> **Your task**
From the line that holds "Read out every word on this page." down to the last line of the listing below, reproduce each line exactly and nothing more, omitting pictures.

Saved entries:
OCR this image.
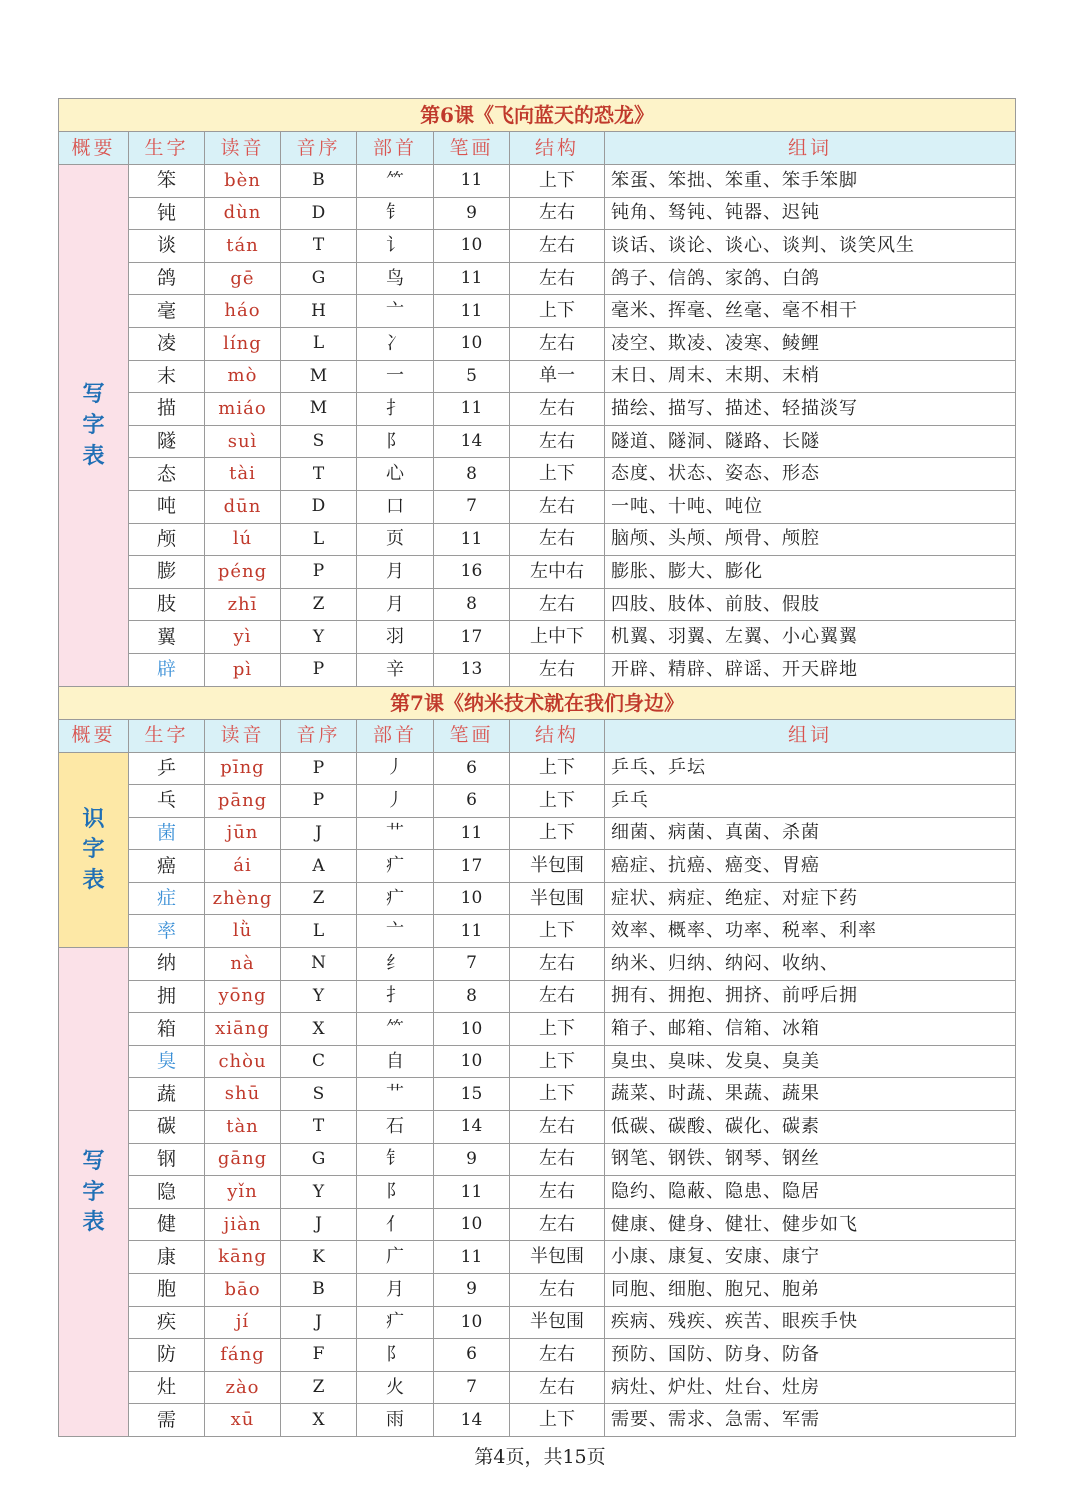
第6课《飞向蓝天的恐龙》							
概要	生字	读音	音序	部首	笔画	结构	组词
写字表	笨	bèn	B	⺮	11	上下	笨蛋、笨拙、笨重、笨手笨脚
	钝	dùn	D	钅	9	左右	钝角、驽钝、钝器、迟钝
	谈	tán	T	讠	10	左右	谈话、谈论、谈心、谈判、谈笑风生
	鸽	gē	G	鸟	11	左右	鸽子、信鸽、家鸽、白鸽
	毫	háo	H	亠	11	上下	毫米、挥毫、丝毫、毫不相干
	凌	líng	L	冫	10	左右	凌空、欺凌、凌寒、鲮鲤
	末	mò	M	一	5	单一	末日、周末、末期、末梢
	描	miáo	M	扌	11	左右	描绘、描写、描述、轻描淡写
	隧	suì	S	阝	14	左右	隧道、隧洞、隧路、长隧
	态	tài	T	心	8	上下	态度、状态、姿态、形态
	吨	dūn	D	口	7	左右	一吨、十吨、吨位
	颅	lú	L	页	11	左右	脑颅、头颅、颅骨、颅腔
	膨	péng	P	月	16	左中右	膨胀、膨大、膨化
	肢	zhī	Z	月	8	左右	四肢、肢体、前肢、假肢
	翼	yì	Y	羽	17	上中下	机翼、羽翼、左翼、小心翼翼
	辟	pì	P	辛	13	左右	开辟、精辟、辟谣、开天辟地
第7课《纳米技术就在我们身边》							
概要	生字	读音	音序	部首	笔画	结构	组词
识字表	乒	pīng	P	丿	6	上下	乒乓、乒坛
	乓	pāng	P	丿	6	上下	乒乓
	菌	jūn	J	艹	11	上下	细菌、病菌、真菌、杀菌
	癌	ái	A	疒	17	半包围	癌症、抗癌、癌变、胃癌
	症	zhèng	Z	疒	10	半包围	症状、病症、绝症、对症下药
	率	lǜ	L	亠	11	上下	效率、概率、功率、税率、利率
写字表	纳	nà	N	纟	7	左右	纳米、归纳、纳闷、收纳、
	拥	yōng	Y	扌	8	左右	拥有、拥抱、拥挤、前呼后拥
	箱	xiāng	X	⺮	10	上下	箱子、邮箱、信箱、冰箱
	臭	chòu	C	自	10	上下	臭虫、臭味、发臭、臭美
	蔬	shū	S	艹	15	上下	蔬菜、时蔬、果蔬、蔬果
	碳	tàn	T	石	14	左右	低碳、碳酸、碳化、碳素
	钢	gāng	G	钅	9	左右	钢笔、钢铁、钢琴、钢丝
	隐	yǐn	Y	阝	11	左右	隐约、隐蔽、隐患、隐居
	健	jiàn	J	亻	10	左右	健康、健身、健壮、健步如飞
	康	kāng	K	广	11	半包围	小康、康复、安康、康宁
	胞	bāo	B	月	9	左右	同胞、细胞、胞兄、胞弟
	疾	jí	J	疒	10	半包围	疾病、残疾、疾苦、眼疾手快
	防	fáng	F	阝	6	左右	预防、国防、防身、防备
	灶	zào	Z	火	7	左右	病灶、炉灶、灶台、灶房
	需	xū	X	雨	14	上下	需要、需求、急需、军需
第4页，共15页
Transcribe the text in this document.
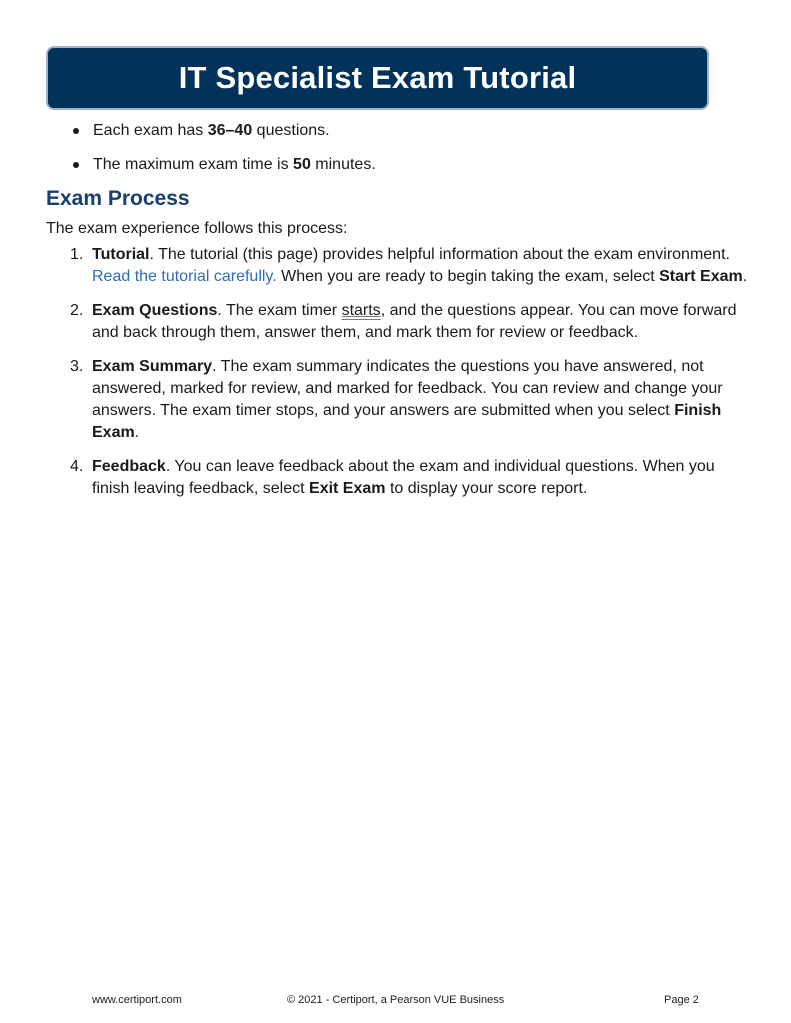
IT Specialist Exam Tutorial
Each exam has 36–40 questions.
The maximum exam time is 50 minutes.
Exam Process

The exam experience follows this process:

1. Tutorial. The tutorial (this page) provides helpful information about the exam environment. Read the tutorial carefully. When you are ready to begin taking the exam, select Start Exam.
2. Exam Questions. The exam timer starts, and the questions appear. You can move forward and back through them, answer them, and mark them for review or feedback.
3. Exam Summary. The exam summary indicates the questions you have answered, not answered, marked for review, and marked for feedback. You can review and change your answers. The exam timer stops, and your answers are submitted when you select Finish Exam.
4. Feedback. You can leave feedback about the exam and individual questions. When you finish leaving feedback, select Exit Exam to display your score report.
www.certiport.com	© 2021 - Certiport, a Pearson VUE Business	Page 2
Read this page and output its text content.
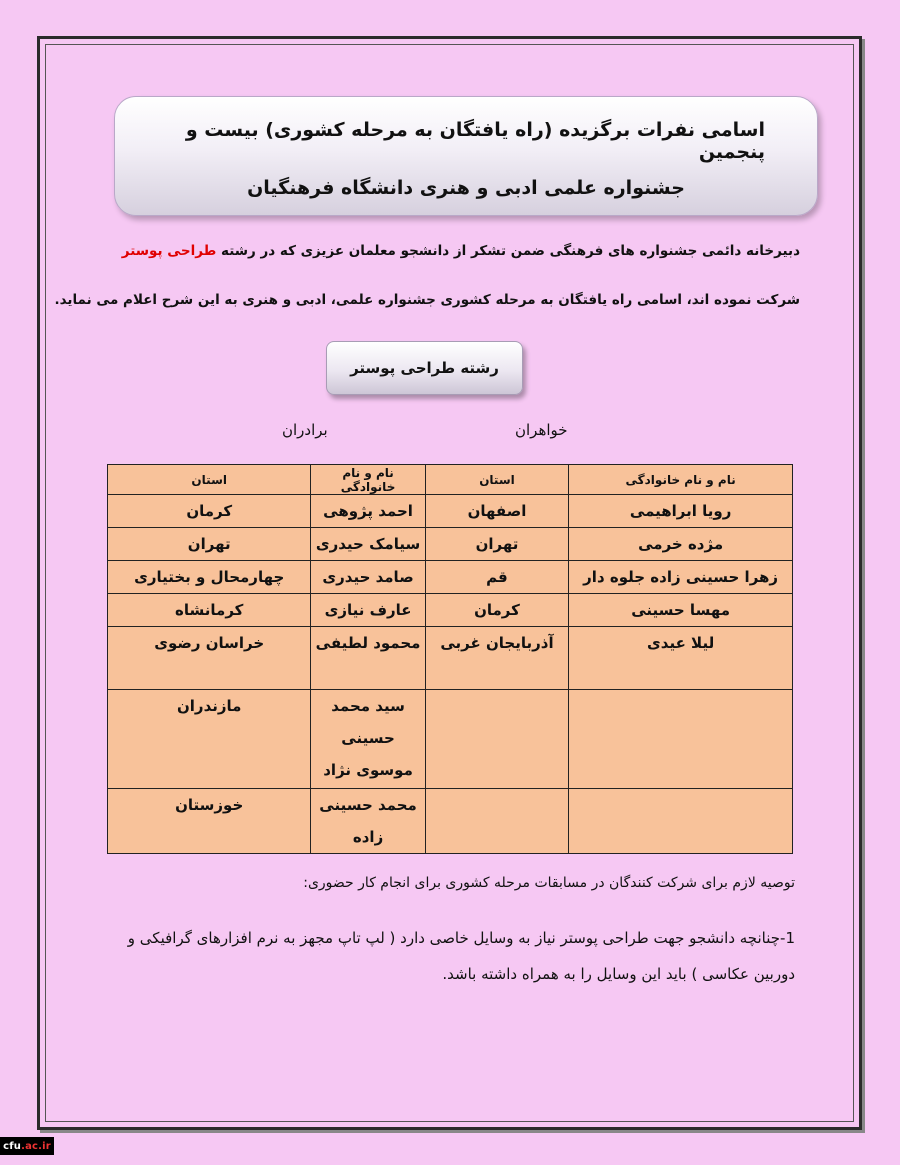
اسامی نفرات برگزیده (راه یافتگان به مرحله کشوری) بیست و پنجمین
جشنواره علمی ادبی و هنری دانشگاه فرهنگیان
دبیرخانه دائمی جشنواره های فرهنگی ضمن تشکر از دانشجو معلمان عزیزی که در رشته طراحی پوستر
شرکت نموده اند، اسامی راه یافتگان به مرحله کشوری جشنواره علمی، ادبی و هنری به این شرح اعلام می نماید.
رشته طراحی پوستر
خواهران
برادران
نام و نام خانوادگی	استان	نام و نام خانوادگی	استان
رویا ابراهیمی	اصفهان	احمد پژوهی	کرمان
مژده خرمی	تهران	سیامک حیدری	تهران
زهرا حسینی زاده جلوه دار	قم	صامد حیدری	چهارمحال و بختیاری
مهسا حسینی	کرمان	عارف نیازی	کرمانشاه
لیلا عیدی	آذربایجان غربی	محمود لطیفی	خراسان رضوی
		سید محمد حسینی موسوی نژاد	مازندران
		محمد حسینی زاده	خوزستان
توصیه لازم برای شرکت کنندگان در مسابقات مرحله کشوری برای انجام کار حضوری:
1-چنانچه دانشجو جهت طراحی پوستر نیاز به وسایل خاصی دارد ( لپ تاپ مجهز به نرم افزارهای گرافیکی و دوربین عکاسی ) باید این وسایل را به همراه داشته باشد.
cfu .ac.ir
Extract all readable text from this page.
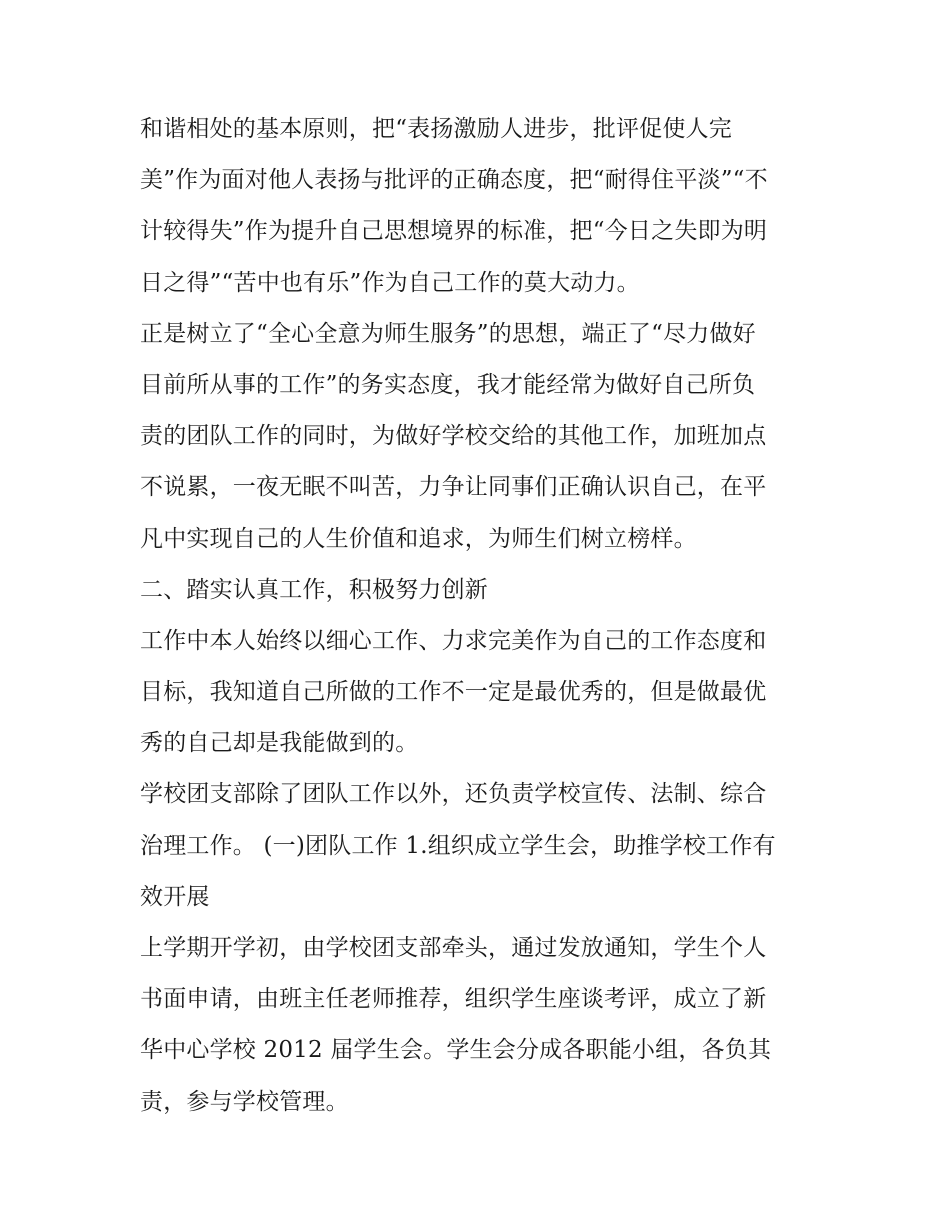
和谐相处的基本原则，把“表扬激励人进步，批评促使人完
美”作为面对他人表扬与批评的正确态度，把“耐得住平淡”“不
计较得失”作为提升自己思想境界的标准，把“今日之失即为明
日之得”“苦中也有乐”作为自己工作的莫大动力。
正是树立了“全心全意为师生服务”的思想，端正了“尽力做好
目前所从事的工作”的务实态度，我才能经常为做好自己所负
责的团队工作的同时，为做好学校交给的其他工作，加班加点
不说累，一夜无眠不叫苦，力争让同事们正确认识自己，在平
凡中实现自己的人生价值和追求，为师生们树立榜样。
二、踏实认真工作，积极努力创新
工作中本人始终以细心工作、力求完美作为自己的工作态度和
目标，我知道自己所做的工作不一定是最优秀的，但是做最优
秀的自己却是我能做到的。
学校团支部除了团队工作以外，还负责学校宣传、法制、综合
治理工作。 (一)团队工作 1.组织成立学生会，助推学校工作有
效开展
上学期开学初，由学校团支部牵头，通过发放通知，学生个人
书面申请，由班主任老师推荐，组织学生座谈考评，成立了新
华中心学校 2012 届学生会。学生会分成各职能小组，各负其
责，参与学校管理。
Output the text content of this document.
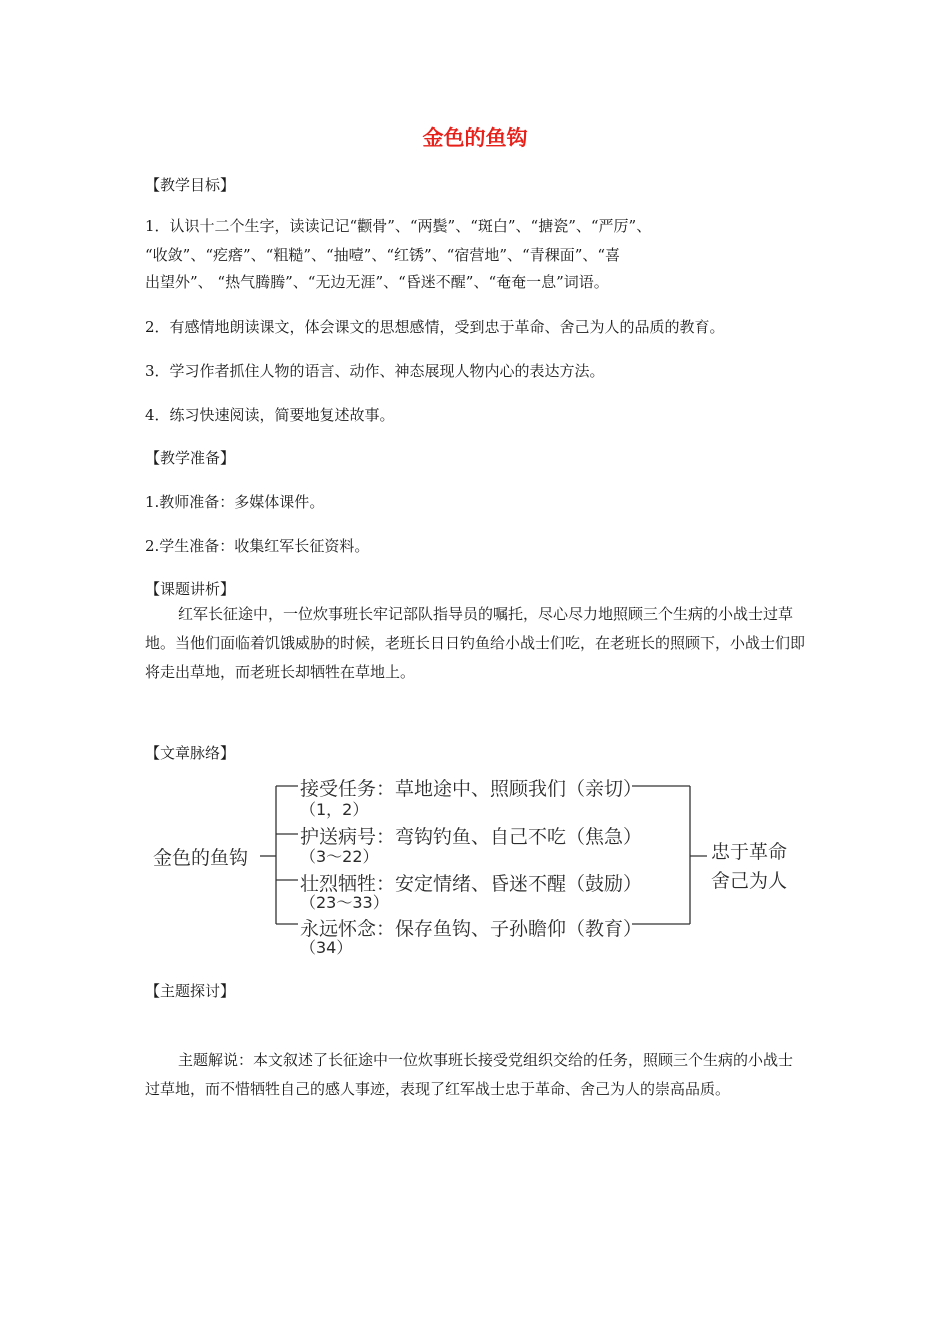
金色的鱼钩
【教学目标】
1．认识十二个生字，读读记记“颧骨”、“两鬓”、“斑白”、“搪瓷”、“严厉”、
“收敛”、“疙瘩”、“粗糙”、“抽噎”、“红锈”、“宿营地”、“青稞面”、“喜
出望外”、 “热气腾腾”、“无边无涯”、“昏迷不醒”、“奄奄一息”词语。
2．有感情地朗读课文，体会课文的思想感情，受到忠于革命、舍己为人的品质的教育。
3．学习作者抓住人物的语言、动作、神态展现人物内心的表达方法。
4．练习快速阅读，简要地复述故事。
【教学准备】
1.教师准备：多媒体课件。
2.学生准备：收集红军长征资料。
【课题讲析】
红军长征途中，一位炊事班长牢记部队指导员的嘱托，尽心尽力地照顾三个生病的小战士过草地。当他们面临着饥饿威胁的时候，老班长日日钓鱼给小战士们吃，在老班长的照顾下，小战士们即将走出草地，而老班长却牺牲在草地上。
【文章脉络】
金色的鱼钩
接受任务：草地途中、照顾我们（亲切）
（1，2）
护送病号：弯钩钓鱼、自己不吃（焦急）
（3～22）
壮烈牺牲：安定情绪、昏迷不醒（鼓励）
（23～33）
永远怀念：保存鱼钩、子孙瞻仰（教育）
（34）
忠于革命
舍己为人
【主题探讨】
主题解说：本文叙述了长征途中一位炊事班长接受党组织交给的任务，照顾三个生病的小战士过草地，而不惜牺牲自己的感人事迹，表现了红军战士忠于革命、舍己为人的崇高品质。
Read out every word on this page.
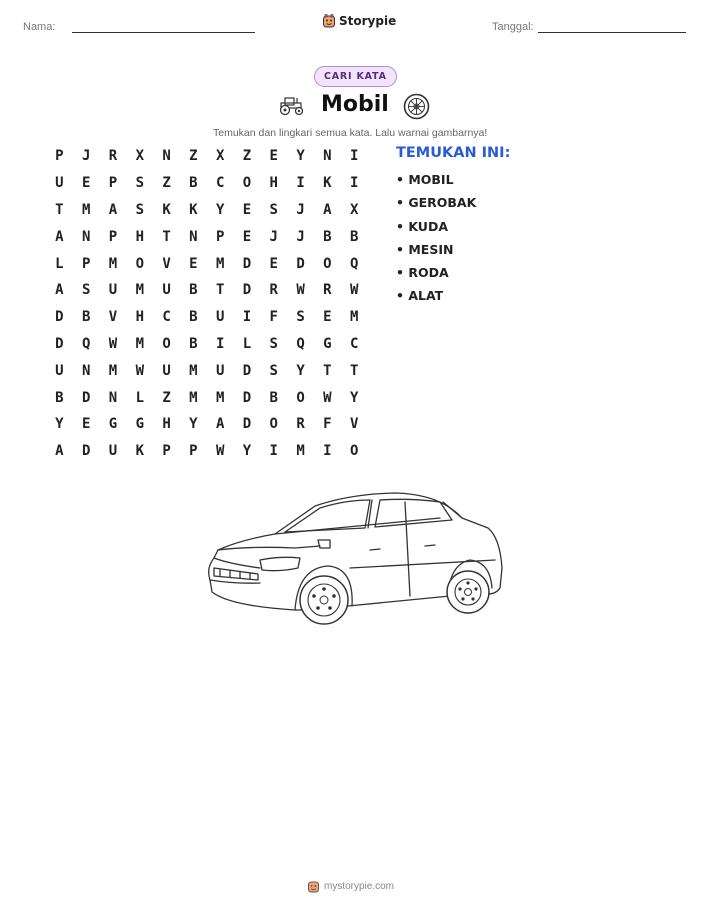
Nama:	Storypie	Tanggal:
CARI KATA
Mobil
Temukan dan lingkari semua kata. Lalu warnai gambarnya!
P	J	R	X	N	Z	X	Z	E	Y	N	I
U	E	P	S	Z	B	C	O	H	I	K	I
T	M	A	S	K	K	Y	E	S	J	A	X
A	N	P	H	T	N	P	E	J	J	B	B
L	P	M	O	V	E	M	D	E	D	O	Q
A	S	U	M	U	B	T	D	R	W	R	W
D	B	V	H	C	B	U	I	F	S	E	M
D	Q	W	M	O	B	I	L	S	Q	G	C
U	N	M	W	U	M	U	D	S	Y	T	T
B	D	N	L	Z	M	M	D	B	O	W	Y
Y	E	G	G	H	Y	A	D	O	R	F	V
A	D	U	K	P	P	W	Y	I	M	I	O
TEMUKAN INI:
• MOBIL
• GEROBAK
• KUDA
• MESIN
• RODA
• ALAT
mystorypie.com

> **Task output**
Read out every word on this page.
Nama:	Storypie	Tanggal:
CARI KATA
Mobil
Temukan dan lingkari semua kata. Lalu warnai gambarnya!
P	J	R	X	N	Z	X	Z	E	Y	N	I
U	E	P	S	Z	B	C	O	H	I	K	I
T	M	A	S	K	K	Y	E	S	J	A	X
A	N	P	H	T	N	P	E	J	J	B	B
L	P	M	O	V	E	M	D	E	D	O	Q
A	S	U	M	U	B	T	D	R	W	R	W
D	B	V	H	C	B	U	I	F	S	E	M
D	Q	W	M	O	B	I	L	S	Q	G	C
U	N	M	W	U	M	U	D	S	Y	T	T
B	D	N	L	Z	M	M	D	B	O	W	Y
Y	E	G	G	H	Y	A	D	O	R	F	V
A	D	U	K	P	P	W	Y	I	M	I	O
TEMUKAN INI:
• MOBIL
• GEROBAK
• KUDA
• MESIN
• RODA
• ALAT
mystorypie.com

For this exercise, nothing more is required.